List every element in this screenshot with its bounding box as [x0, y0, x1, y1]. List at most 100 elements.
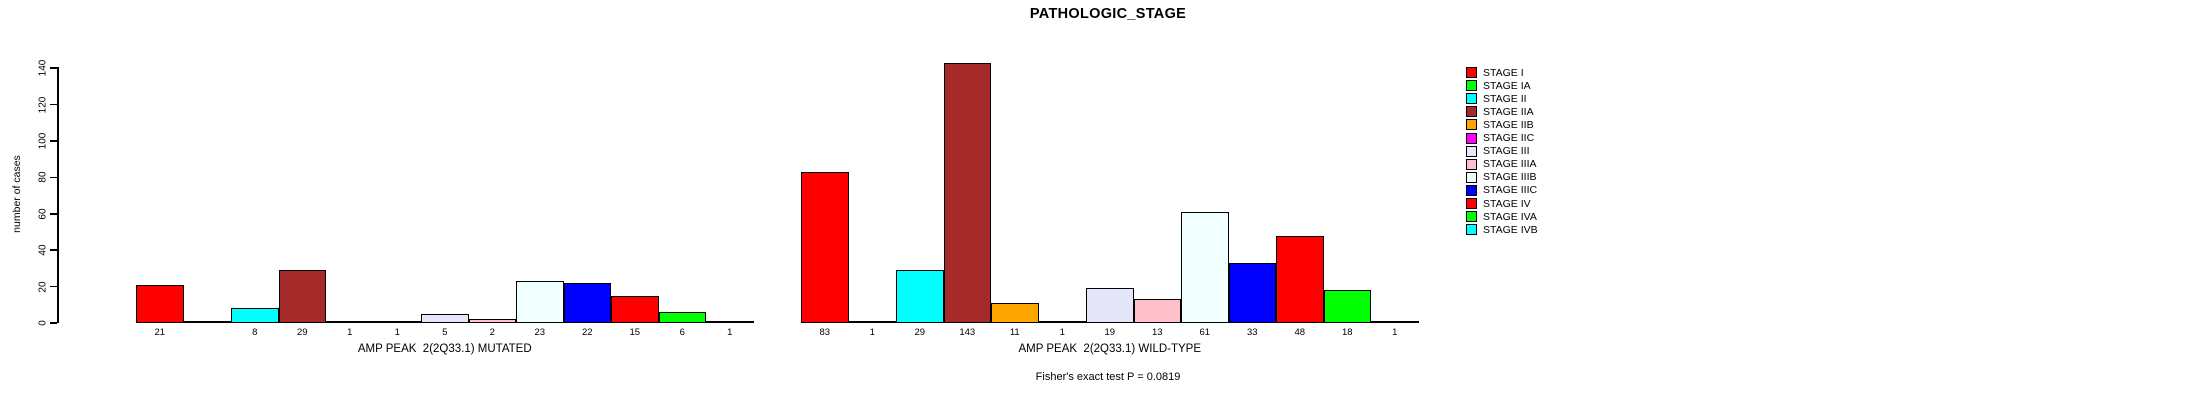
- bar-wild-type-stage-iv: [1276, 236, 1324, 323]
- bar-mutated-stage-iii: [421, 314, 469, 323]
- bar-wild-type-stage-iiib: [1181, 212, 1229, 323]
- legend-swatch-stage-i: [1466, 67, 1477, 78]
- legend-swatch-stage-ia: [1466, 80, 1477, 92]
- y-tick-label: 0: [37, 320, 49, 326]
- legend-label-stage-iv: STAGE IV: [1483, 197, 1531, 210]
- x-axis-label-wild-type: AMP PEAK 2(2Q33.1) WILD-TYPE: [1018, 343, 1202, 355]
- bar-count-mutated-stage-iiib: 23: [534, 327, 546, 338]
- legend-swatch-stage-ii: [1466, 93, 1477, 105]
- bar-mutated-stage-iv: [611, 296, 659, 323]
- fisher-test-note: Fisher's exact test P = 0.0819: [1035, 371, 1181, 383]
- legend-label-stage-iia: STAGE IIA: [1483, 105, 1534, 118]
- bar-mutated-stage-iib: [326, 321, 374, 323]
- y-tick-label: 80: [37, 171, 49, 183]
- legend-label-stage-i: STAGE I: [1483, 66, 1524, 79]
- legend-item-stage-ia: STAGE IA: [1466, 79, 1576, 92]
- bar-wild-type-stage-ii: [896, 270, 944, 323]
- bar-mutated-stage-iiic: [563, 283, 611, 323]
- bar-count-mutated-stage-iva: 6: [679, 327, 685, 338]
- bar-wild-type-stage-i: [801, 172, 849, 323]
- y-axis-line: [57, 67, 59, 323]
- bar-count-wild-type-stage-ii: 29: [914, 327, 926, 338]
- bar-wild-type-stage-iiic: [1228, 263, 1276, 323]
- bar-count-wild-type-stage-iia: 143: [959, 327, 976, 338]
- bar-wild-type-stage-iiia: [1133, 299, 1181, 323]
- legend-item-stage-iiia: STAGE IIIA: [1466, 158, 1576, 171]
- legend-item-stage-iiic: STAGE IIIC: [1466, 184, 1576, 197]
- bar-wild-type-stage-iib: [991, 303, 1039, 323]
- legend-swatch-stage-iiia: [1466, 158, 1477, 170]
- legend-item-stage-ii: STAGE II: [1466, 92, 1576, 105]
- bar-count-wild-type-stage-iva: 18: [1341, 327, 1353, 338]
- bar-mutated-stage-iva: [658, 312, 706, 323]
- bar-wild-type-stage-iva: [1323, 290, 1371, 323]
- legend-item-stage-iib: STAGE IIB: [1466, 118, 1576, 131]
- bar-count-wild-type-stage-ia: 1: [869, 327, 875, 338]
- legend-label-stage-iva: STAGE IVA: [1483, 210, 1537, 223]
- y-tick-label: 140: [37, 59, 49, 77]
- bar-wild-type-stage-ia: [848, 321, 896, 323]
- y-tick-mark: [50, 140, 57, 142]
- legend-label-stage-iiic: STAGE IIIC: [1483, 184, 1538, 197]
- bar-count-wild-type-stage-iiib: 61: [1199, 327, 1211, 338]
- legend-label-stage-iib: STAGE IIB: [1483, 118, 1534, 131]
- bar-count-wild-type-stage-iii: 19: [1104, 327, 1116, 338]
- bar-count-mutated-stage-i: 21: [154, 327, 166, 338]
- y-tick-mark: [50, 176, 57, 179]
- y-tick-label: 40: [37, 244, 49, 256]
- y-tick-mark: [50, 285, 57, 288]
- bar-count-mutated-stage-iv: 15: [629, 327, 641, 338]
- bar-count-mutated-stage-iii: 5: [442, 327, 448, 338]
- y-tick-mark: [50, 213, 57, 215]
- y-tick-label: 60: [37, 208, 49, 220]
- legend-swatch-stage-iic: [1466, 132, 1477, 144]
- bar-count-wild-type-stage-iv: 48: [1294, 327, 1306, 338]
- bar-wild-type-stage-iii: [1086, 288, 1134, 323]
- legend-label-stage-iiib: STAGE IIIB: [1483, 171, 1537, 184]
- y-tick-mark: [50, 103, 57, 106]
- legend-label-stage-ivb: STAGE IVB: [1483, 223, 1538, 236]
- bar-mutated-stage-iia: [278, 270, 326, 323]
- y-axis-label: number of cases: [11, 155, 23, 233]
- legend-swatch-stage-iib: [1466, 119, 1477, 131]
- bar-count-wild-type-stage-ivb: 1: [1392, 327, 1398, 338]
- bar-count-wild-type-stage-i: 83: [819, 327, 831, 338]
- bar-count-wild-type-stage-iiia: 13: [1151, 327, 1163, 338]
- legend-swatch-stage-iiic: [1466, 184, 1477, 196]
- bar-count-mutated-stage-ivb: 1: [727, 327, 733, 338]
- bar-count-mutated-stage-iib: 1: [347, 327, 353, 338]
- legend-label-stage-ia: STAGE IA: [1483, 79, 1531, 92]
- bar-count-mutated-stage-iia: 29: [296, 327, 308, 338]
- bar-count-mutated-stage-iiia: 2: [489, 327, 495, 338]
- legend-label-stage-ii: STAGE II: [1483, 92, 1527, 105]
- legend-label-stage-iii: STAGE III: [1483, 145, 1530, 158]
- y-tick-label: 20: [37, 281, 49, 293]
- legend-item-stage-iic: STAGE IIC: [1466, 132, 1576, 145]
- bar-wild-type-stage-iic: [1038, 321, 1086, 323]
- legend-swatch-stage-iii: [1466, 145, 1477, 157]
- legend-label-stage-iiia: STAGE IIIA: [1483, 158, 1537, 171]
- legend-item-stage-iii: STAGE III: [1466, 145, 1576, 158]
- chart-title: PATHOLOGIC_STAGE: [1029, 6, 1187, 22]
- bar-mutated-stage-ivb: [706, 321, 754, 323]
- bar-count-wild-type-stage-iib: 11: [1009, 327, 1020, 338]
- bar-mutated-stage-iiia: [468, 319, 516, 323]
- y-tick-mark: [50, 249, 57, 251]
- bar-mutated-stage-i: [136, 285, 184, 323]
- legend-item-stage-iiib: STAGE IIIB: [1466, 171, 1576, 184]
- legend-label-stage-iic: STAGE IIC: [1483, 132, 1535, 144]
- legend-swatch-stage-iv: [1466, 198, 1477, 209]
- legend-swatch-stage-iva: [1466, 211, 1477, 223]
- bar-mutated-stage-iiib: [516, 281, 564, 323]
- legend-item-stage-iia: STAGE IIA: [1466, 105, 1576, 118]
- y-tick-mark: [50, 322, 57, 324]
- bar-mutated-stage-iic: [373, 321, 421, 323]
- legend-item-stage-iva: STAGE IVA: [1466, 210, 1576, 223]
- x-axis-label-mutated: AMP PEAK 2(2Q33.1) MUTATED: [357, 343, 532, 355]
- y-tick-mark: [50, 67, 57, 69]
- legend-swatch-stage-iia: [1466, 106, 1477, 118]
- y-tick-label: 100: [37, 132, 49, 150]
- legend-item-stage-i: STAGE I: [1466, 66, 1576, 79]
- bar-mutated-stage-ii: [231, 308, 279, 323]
════════════════════
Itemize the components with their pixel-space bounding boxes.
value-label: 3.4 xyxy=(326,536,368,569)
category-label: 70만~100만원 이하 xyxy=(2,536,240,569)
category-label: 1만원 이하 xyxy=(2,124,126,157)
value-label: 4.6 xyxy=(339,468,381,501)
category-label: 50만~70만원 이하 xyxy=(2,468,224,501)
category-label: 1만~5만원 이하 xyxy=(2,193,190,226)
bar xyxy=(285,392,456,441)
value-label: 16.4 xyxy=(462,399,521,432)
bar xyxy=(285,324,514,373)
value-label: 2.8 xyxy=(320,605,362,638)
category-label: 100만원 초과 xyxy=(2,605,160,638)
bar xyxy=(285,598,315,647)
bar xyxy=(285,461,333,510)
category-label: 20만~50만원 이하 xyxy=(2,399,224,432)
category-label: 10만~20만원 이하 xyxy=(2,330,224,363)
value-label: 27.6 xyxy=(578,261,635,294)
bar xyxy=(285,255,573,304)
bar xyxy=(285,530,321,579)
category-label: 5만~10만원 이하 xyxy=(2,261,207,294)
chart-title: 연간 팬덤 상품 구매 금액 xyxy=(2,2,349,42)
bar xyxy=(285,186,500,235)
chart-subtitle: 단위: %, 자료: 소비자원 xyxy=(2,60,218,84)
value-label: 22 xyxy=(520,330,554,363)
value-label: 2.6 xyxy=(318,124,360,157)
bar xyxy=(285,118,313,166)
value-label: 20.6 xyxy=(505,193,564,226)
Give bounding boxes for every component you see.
════════════════════
The request
Report how many lines of the records contain the string "every", giving only the number.

Problem solution
2